--- TASK MATERIAL Enclosed Below ---

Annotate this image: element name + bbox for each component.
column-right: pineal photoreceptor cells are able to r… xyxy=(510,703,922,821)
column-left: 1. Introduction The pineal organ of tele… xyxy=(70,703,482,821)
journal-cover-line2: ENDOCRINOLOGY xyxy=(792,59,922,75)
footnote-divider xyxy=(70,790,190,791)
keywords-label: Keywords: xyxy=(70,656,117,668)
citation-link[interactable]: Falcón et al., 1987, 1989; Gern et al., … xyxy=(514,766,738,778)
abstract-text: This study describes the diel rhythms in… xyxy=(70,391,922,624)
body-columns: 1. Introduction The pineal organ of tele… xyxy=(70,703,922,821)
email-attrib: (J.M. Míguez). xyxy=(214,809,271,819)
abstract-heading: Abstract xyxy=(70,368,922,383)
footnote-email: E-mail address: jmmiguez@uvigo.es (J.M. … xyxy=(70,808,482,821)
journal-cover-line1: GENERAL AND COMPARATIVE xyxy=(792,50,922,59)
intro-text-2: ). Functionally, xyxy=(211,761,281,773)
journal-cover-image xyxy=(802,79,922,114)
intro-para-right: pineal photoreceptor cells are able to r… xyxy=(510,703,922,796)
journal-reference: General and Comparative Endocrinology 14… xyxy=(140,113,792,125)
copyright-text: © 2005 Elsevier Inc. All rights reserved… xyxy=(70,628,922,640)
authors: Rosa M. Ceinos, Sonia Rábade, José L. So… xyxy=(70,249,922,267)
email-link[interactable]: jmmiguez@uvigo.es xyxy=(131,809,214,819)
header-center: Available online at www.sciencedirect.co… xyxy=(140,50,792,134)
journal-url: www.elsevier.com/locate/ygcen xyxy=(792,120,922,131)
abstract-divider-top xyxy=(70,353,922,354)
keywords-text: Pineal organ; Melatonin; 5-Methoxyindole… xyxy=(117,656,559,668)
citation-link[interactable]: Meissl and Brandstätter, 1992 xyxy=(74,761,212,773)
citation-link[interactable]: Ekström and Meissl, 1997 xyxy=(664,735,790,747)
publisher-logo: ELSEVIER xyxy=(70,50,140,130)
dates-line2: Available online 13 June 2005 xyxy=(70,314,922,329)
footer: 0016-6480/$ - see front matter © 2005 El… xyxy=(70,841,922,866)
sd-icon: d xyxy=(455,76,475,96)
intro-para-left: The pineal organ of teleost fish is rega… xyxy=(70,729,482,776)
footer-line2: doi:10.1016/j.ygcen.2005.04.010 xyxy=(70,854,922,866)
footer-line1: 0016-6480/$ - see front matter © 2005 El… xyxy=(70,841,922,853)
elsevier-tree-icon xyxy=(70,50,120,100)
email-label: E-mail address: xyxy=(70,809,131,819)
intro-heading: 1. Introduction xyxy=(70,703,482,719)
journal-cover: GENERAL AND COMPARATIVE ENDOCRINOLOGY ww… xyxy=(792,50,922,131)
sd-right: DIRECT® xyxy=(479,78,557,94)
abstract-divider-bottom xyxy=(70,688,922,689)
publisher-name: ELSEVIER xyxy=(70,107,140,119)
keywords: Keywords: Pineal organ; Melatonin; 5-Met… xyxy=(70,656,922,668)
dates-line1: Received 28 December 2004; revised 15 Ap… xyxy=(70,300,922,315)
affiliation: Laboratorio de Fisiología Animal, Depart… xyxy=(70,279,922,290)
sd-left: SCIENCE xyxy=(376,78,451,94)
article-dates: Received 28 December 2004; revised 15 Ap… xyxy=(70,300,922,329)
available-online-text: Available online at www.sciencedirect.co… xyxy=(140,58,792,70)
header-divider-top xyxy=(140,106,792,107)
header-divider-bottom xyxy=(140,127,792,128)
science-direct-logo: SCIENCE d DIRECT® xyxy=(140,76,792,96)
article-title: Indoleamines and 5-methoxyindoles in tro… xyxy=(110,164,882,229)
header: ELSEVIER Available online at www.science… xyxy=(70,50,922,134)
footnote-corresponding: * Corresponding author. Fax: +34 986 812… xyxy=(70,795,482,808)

--- End of Enclosed TASK MATERIAL ---

== WHAT YOU WILL DO ==
Reproduce all entries exactly, leaving each one whole.

== EXERCISE OUTPUT ==
Annotate this image: element name + bbox for each component.
column-right: pineal photoreceptor cells are able to r… xyxy=(510,703,922,821)
column-left: 1. Introduction The pineal organ of tele… xyxy=(70,703,482,821)
journal-cover-line2: ENDOCRINOLOGY xyxy=(792,59,922,75)
footnote-divider xyxy=(70,790,190,791)
keywords-label: Keywords: xyxy=(70,656,117,668)
citation-link[interactable]: Falcón et al., 1987, 1989; Gern et al., … xyxy=(514,766,738,778)
abstract-text: This study describes the diel rhythms in… xyxy=(70,391,922,624)
body-columns: 1. Introduction The pineal organ of tele… xyxy=(70,703,922,821)
email-attrib: (J.M. Míguez). xyxy=(214,809,271,819)
abstract-heading: Abstract xyxy=(70,368,922,383)
footnote-email: E-mail address: jmmiguez@uvigo.es (J.M. … xyxy=(70,808,482,821)
journal-cover-line1: GENERAL AND COMPARATIVE xyxy=(792,50,922,59)
intro-text-2: ). Functionally, xyxy=(211,761,281,773)
journal-cover-image xyxy=(802,79,922,114)
intro-para-right: pineal photoreceptor cells are able to r… xyxy=(510,703,922,796)
journal-reference: General and Comparative Endocrinology 14… xyxy=(140,113,792,125)
copyright-text: © 2005 Elsevier Inc. All rights reserved… xyxy=(70,628,922,640)
authors: Rosa M. Ceinos, Sonia Rábade, José L. So… xyxy=(70,249,922,267)
email-link[interactable]: jmmiguez@uvigo.es xyxy=(131,809,214,819)
header-center: Available online at www.sciencedirect.co… xyxy=(140,50,792,134)
journal-url: www.elsevier.com/locate/ygcen xyxy=(792,120,922,131)
abstract-divider-top xyxy=(70,353,922,354)
keywords-text: Pineal organ; Melatonin; 5-Methoxyindole… xyxy=(117,656,559,668)
citation-link[interactable]: Meissl and Brandstätter, 1992 xyxy=(74,761,212,773)
citation-link[interactable]: Ekström and Meissl, 1997 xyxy=(664,735,790,747)
publisher-logo: ELSEVIER xyxy=(70,50,140,130)
dates-line2: Available online 13 June 2005 xyxy=(70,314,922,329)
footer: 0016-6480/$ - see front matter © 2005 El… xyxy=(70,841,922,866)
sd-icon: d xyxy=(455,76,475,96)
intro-para-left: The pineal organ of teleost fish is rega… xyxy=(70,729,482,776)
footer-line2: doi:10.1016/j.ygcen.2005.04.010 xyxy=(70,854,922,866)
footer-line1: 0016-6480/$ - see front matter © 2005 El… xyxy=(70,841,922,853)
elsevier-tree-icon xyxy=(70,50,120,100)
email-label: E-mail address: xyxy=(70,809,131,819)
intro-heading: 1. Introduction xyxy=(70,703,482,719)
journal-cover: GENERAL AND COMPARATIVE ENDOCRINOLOGY ww… xyxy=(792,50,922,131)
sd-right: DIRECT® xyxy=(479,78,557,94)
abstract-divider-bottom xyxy=(70,688,922,689)
publisher-name: ELSEVIER xyxy=(70,107,140,119)
keywords: Keywords: Pineal organ; Melatonin; 5-Met… xyxy=(70,656,922,668)
dates-line1: Received 28 December 2004; revised 15 Ap… xyxy=(70,300,922,315)
affiliation: Laboratorio de Fisiología Animal, Depart… xyxy=(70,279,922,290)
sd-left: SCIENCE xyxy=(376,78,451,94)
article-dates: Received 28 December 2004; revised 15 Ap… xyxy=(70,300,922,329)
available-online-text: Available online at www.sciencedirect.co… xyxy=(140,58,792,70)
header-divider-top xyxy=(140,106,792,107)
header-divider-bottom xyxy=(140,127,792,128)
science-direct-logo: SCIENCE d DIRECT® xyxy=(140,76,792,96)
article-title: Indoleamines and 5-methoxyindoles in tro… xyxy=(110,164,882,229)
header: ELSEVIER Available online at www.science… xyxy=(70,50,922,134)
footnote-corresponding: * Corresponding author. Fax: +34 986 812… xyxy=(70,795,482,808)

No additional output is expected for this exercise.